▸ **Provided records**:
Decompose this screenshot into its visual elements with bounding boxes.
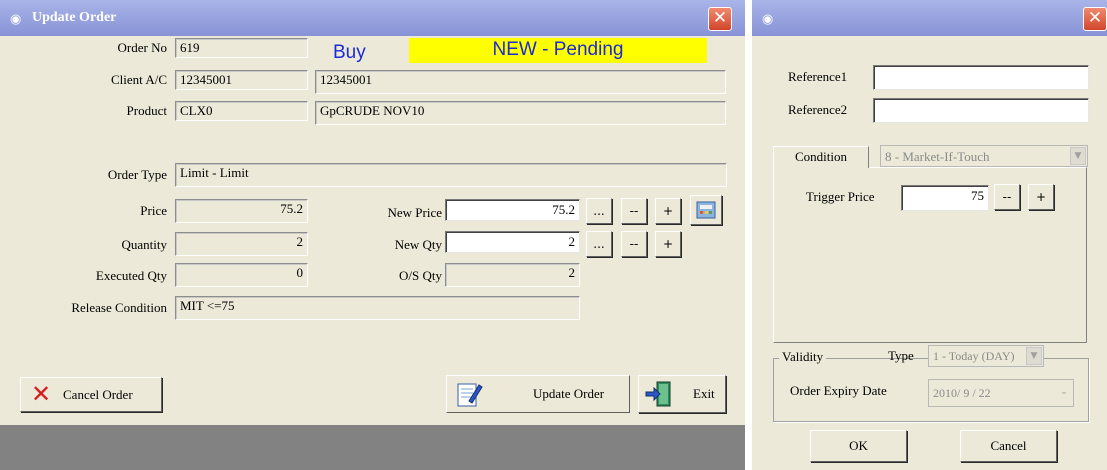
tab-condition-label: Condition xyxy=(794,149,847,164)
type-label: Type xyxy=(888,348,914,363)
new-qty-ellipsis-button[interactable]: ... xyxy=(586,231,612,257)
new-price-increment-button[interactable]: + xyxy=(655,198,681,224)
new-price-ellipsis-button[interactable]: ... xyxy=(586,198,612,224)
trigger-price-increment-button[interactable]: + xyxy=(1028,184,1054,210)
order-type-field: Limit - Limit xyxy=(175,163,727,187)
close-icon: ✕ xyxy=(712,8,728,28)
order-no-field: 619 xyxy=(175,38,308,58)
order-no-label: Order No xyxy=(117,40,167,55)
reference2-input[interactable] xyxy=(873,98,1089,123)
app-icon: ◉ xyxy=(10,11,22,26)
release-condition-field: MIT <=75 xyxy=(175,296,580,320)
product-code-field: CLX0 xyxy=(175,101,308,121)
validity-type-select[interactable]: 1 - Today (DAY) ▼ xyxy=(928,345,1044,367)
close-button[interactable]: ✕ xyxy=(708,7,732,31)
client-ac-name-field: 12345001 xyxy=(315,70,726,94)
calculator-button[interactable] xyxy=(690,195,722,225)
dropdown-arrow-icon: ▼ xyxy=(1070,147,1086,165)
price-field: 75.2 xyxy=(175,199,308,223)
app-icon: ◉ xyxy=(762,11,774,26)
reference1-label: Reference1 xyxy=(788,69,848,84)
quantity-label: Quantity xyxy=(121,237,168,252)
update-order-label: Update Order xyxy=(533,386,605,401)
cancel-order-button[interactable]: ✕ Cancel Order xyxy=(20,377,162,412)
update-order-titlebar[interactable]: ◉ Update Order xyxy=(0,0,745,36)
reference2-label: Reference2 xyxy=(788,102,848,117)
condition-select[interactable]: 8 - Market-If-Touch ▼ xyxy=(880,145,1088,167)
update-order-button[interactable]: Update Order xyxy=(446,375,630,413)
exit-label: Exit xyxy=(693,386,715,401)
product-label: Product xyxy=(126,103,167,118)
trigger-price-label: Trigger Price xyxy=(806,189,875,204)
new-qty-input[interactable]: 2 xyxy=(445,231,580,253)
condition-window: ◉ ✕ Reference1 Reference2 Condition 8 - … xyxy=(752,0,1107,470)
trigger-price-input[interactable]: 75 xyxy=(901,185,989,211)
executed-qty-label: Executed Qty xyxy=(95,268,167,283)
close-button[interactable]: ✕ xyxy=(1083,7,1107,31)
new-qty-label: New Qty xyxy=(394,237,442,252)
order-expiry-date-label: Order Expiry Date xyxy=(790,383,887,398)
cancel-x-icon: ✕ xyxy=(31,380,52,408)
new-price-label: New Price xyxy=(387,205,442,220)
client-ac-code-field: 12345001 xyxy=(175,70,308,90)
condition-titlebar[interactable]: ◉ xyxy=(752,0,1107,36)
client-ac-label: Client A/C xyxy=(111,72,167,87)
product-name-field: GpCRUDE NOV10 xyxy=(315,101,726,125)
reference1-input[interactable] xyxy=(873,65,1089,90)
update-order-window: ◉ Update Order ✕ Order No 619 Buy NEW - … xyxy=(0,0,745,470)
tab-condition[interactable]: Condition xyxy=(773,146,869,168)
close-icon: ✕ xyxy=(1087,8,1103,28)
quantity-field: 2 xyxy=(175,232,308,256)
side-label: Buy xyxy=(333,42,366,63)
order-type-label: Order Type xyxy=(107,167,167,182)
calculator-icon xyxy=(696,201,716,219)
validity-label: Validity xyxy=(779,349,827,365)
new-qty-increment-button[interactable]: + xyxy=(655,231,681,257)
trigger-price-decrement-button[interactable]: -- xyxy=(994,184,1020,210)
window-title: Update Order xyxy=(32,10,117,25)
release-condition-label: Release Condition xyxy=(71,300,167,315)
status-badge: NEW - Pending xyxy=(409,38,707,63)
new-price-decrement-button[interactable]: -- xyxy=(621,198,647,224)
notepad-edit-icon xyxy=(457,383,483,407)
os-qty-label: O/S Qty xyxy=(399,268,442,283)
exit-door-icon xyxy=(645,381,671,407)
price-label: Price xyxy=(140,203,167,218)
new-qty-decrement-button[interactable]: -- xyxy=(621,231,647,257)
dropdown-arrow-icon: ▼ xyxy=(1026,347,1042,365)
new-price-input[interactable]: 75.2 xyxy=(445,199,580,221)
status-area xyxy=(0,425,745,470)
expiry-date-picker[interactable]: 2010/ 9 / 22 ⌄ xyxy=(928,379,1074,407)
dropdown-arrow-icon: ⌄ xyxy=(1056,381,1072,405)
exit-button[interactable]: Exit xyxy=(638,375,726,413)
ok-button[interactable]: OK xyxy=(810,430,907,462)
os-qty-field: 2 xyxy=(445,263,580,287)
cancel-order-label: Cancel Order xyxy=(63,387,133,402)
executed-qty-field: 0 xyxy=(175,263,308,287)
cancel-button[interactable]: Cancel xyxy=(960,430,1057,462)
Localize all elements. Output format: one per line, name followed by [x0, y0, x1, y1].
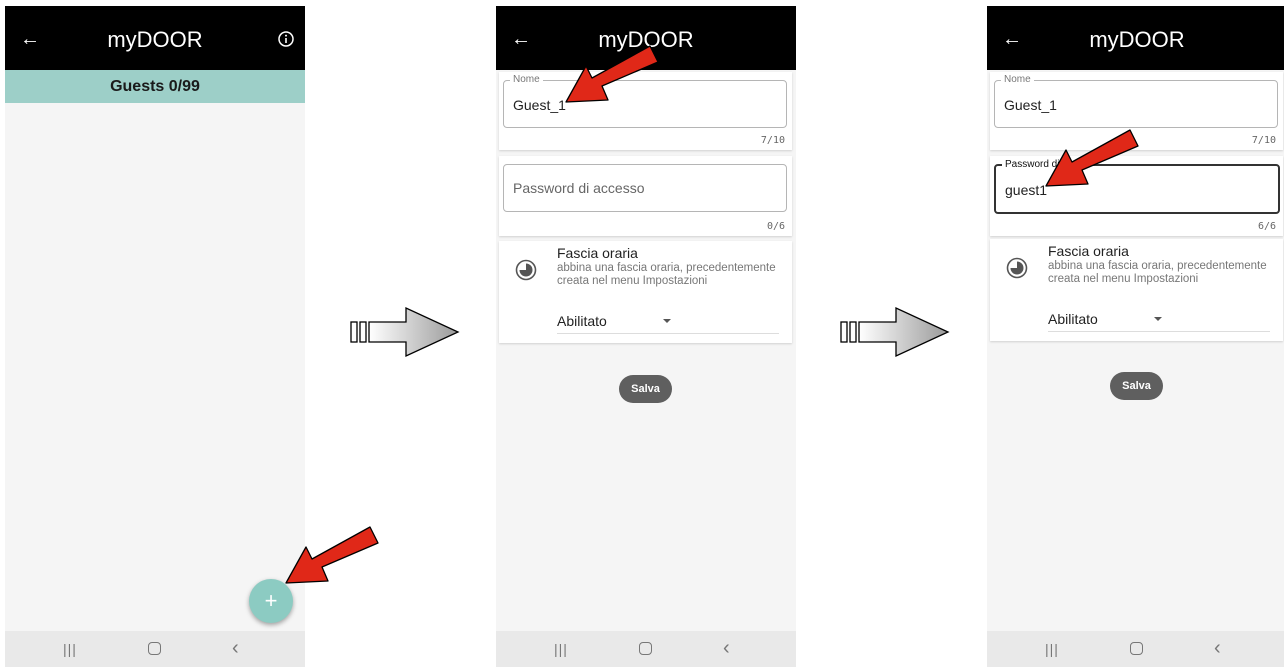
name-field-value: Guest_1 — [513, 97, 566, 113]
red-pointer-arrow-icon — [1045, 129, 1139, 187]
back-arrow-icon[interactable]: ← — [510, 28, 532, 50]
clock-icon — [1006, 257, 1028, 279]
name-char-counter: 7/10 — [760, 135, 785, 146]
home-icon[interactable] — [148, 642, 161, 655]
name-field[interactable]: Nome Guest_1 — [994, 74, 1278, 128]
back-arrow-icon[interactable]: ← — [19, 28, 41, 50]
password-field-value: guest1 — [1005, 182, 1048, 198]
app-bar: ← myDOOR — [987, 6, 1284, 70]
logo-text: myDOOR — [107, 27, 202, 52]
mydoor-logo: myDOOR — [1089, 27, 1184, 52]
password-char-counter: 0/6 — [766, 221, 785, 232]
app-bar: ← myDOOR — [5, 6, 305, 70]
timezone-select[interactable]: Abilitato — [557, 313, 779, 334]
new-guest-screen-filled: ← myDOOR Nome Guest_1 7/10 Password di g… — [987, 6, 1284, 667]
chevron-left-icon[interactable]: ‹ — [1214, 637, 1221, 660]
red-pointer-arrow-icon — [565, 45, 659, 103]
timezone-select-value: Abilitato — [557, 313, 607, 329]
save-button[interactable]: Salva — [1110, 372, 1163, 400]
clock-icon — [515, 259, 537, 281]
flow-arrow-icon — [840, 306, 950, 358]
recent-apps-icon[interactable]: ||| — [554, 641, 568, 657]
timezone-description: abbina una fascia oraria, precedentement… — [1048, 260, 1267, 285]
password-char-counter: 6/6 — [1257, 221, 1276, 232]
android-nav-bar: ||| ‹ — [987, 631, 1284, 667]
recent-apps-icon[interactable]: ||| — [63, 641, 77, 657]
home-icon[interactable] — [639, 642, 652, 655]
caret-down-icon — [1154, 317, 1162, 321]
flow-arrow-icon — [350, 306, 460, 358]
timezone-select-value: Abilitato — [1048, 311, 1098, 327]
timezone-select[interactable]: Abilitato — [1048, 311, 1270, 332]
guests-count-bar: Guests 0/99 — [5, 70, 305, 103]
timezone-title: Fascia oraria — [557, 245, 638, 261]
recent-apps-icon[interactable]: ||| — [1045, 641, 1059, 657]
chevron-left-icon[interactable]: ‹ — [232, 637, 239, 660]
password-field-placeholder: Password di accesso — [513, 180, 645, 196]
red-pointer-arrow-icon — [285, 526, 379, 584]
home-icon[interactable] — [1130, 642, 1143, 655]
password-field[interactable]: Password di accesso — [503, 164, 787, 212]
name-field-label: Nome — [510, 74, 543, 86]
timezone-card: Fascia oraria abbina una fascia oraria, … — [990, 239, 1283, 341]
back-arrow-icon[interactable]: ← — [1001, 28, 1023, 50]
save-button[interactable]: Salva — [619, 375, 672, 403]
info-icon[interactable] — [277, 30, 295, 48]
password-card: Password di accesso 0/6 — [499, 156, 792, 236]
caret-down-icon — [663, 319, 671, 323]
timezone-description: abbina una fascia oraria, precedentement… — [557, 262, 776, 287]
timezone-title: Fascia oraria — [1048, 243, 1129, 259]
android-nav-bar: ||| ‹ — [5, 631, 305, 667]
guest-list-screen: ← myDOOR Guests 0/99 + ||| ‹ — [5, 6, 305, 667]
name-field-value: Guest_1 — [1004, 97, 1057, 113]
name-char-counter: 7/10 — [1251, 135, 1276, 146]
name-field-label: Nome — [1001, 74, 1034, 86]
mydoor-logo: myDOOR — [107, 27, 202, 52]
chevron-left-icon[interactable]: ‹ — [723, 637, 730, 660]
timezone-card: Fascia oraria abbina una fascia oraria, … — [499, 241, 792, 343]
android-nav-bar: ||| ‹ — [496, 631, 796, 667]
logo-text: myDOOR — [1089, 27, 1184, 52]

▸ **What is expected**: Rewrite only the records from the line with "tab-condition-label: Condition xyxy=(794,149,847,164)" to the line with "new-qty-input[interactable]: 2 xyxy=(445,231,580,253)", changing "Market-If-Touch" to "Stop-Loss" and keeping everything else the same.

▸ **Task result**:
tab-condition-label: Condition xyxy=(794,149,847,164)
type-label: Type xyxy=(888,348,914,363)
new-qty-ellipsis-button[interactable]: ... xyxy=(586,231,612,257)
new-price-increment-button[interactable]: + xyxy=(655,198,681,224)
new-price-ellipsis-button[interactable]: ... xyxy=(586,198,612,224)
trigger-price-increment-button[interactable]: + xyxy=(1028,184,1054,210)
order-type-field: Limit - Limit xyxy=(175,163,727,187)
close-icon: ✕ xyxy=(712,8,728,28)
order-no-field: 619 xyxy=(175,38,308,58)
order-no-label: Order No xyxy=(117,40,167,55)
reference2-input[interactable] xyxy=(873,98,1089,123)
app-icon: ◉ xyxy=(10,11,22,26)
release-condition-field: MIT <=75 xyxy=(175,296,580,320)
product-code-field: CLX0 xyxy=(175,101,308,121)
validity-type-select[interactable]: 1 - Today (DAY) ▼ xyxy=(928,345,1044,367)
close-button[interactable]: ✕ xyxy=(708,7,732,31)
client-ac-name-field: 12345001 xyxy=(315,70,726,94)
calculator-button[interactable] xyxy=(690,195,722,225)
dropdown-arrow-icon: ▼ xyxy=(1070,147,1086,165)
price-field: 75.2 xyxy=(175,199,308,223)
app-icon: ◉ xyxy=(762,11,774,26)
reference1-label: Reference1 xyxy=(788,69,848,84)
quantity-label: Quantity xyxy=(121,237,168,252)
update-order-label: Update Order xyxy=(533,386,605,401)
cancel-order-button[interactable]: ✕ Cancel Order xyxy=(20,377,162,412)
update-order-titlebar[interactable]: ◉ Update Order xyxy=(0,0,745,36)
reference2-label: Reference2 xyxy=(788,102,848,117)
condition-select[interactable]: 8 - Stop-Loss ▼ xyxy=(880,145,1088,167)
update-order-button[interactable]: Update Order xyxy=(446,375,630,413)
exit-label: Exit xyxy=(693,386,715,401)
product-label: Product xyxy=(126,103,167,118)
trigger-price-label: Trigger Price xyxy=(806,189,875,204)
new-qty-input[interactable]: 2 xyxy=(445,231,580,253)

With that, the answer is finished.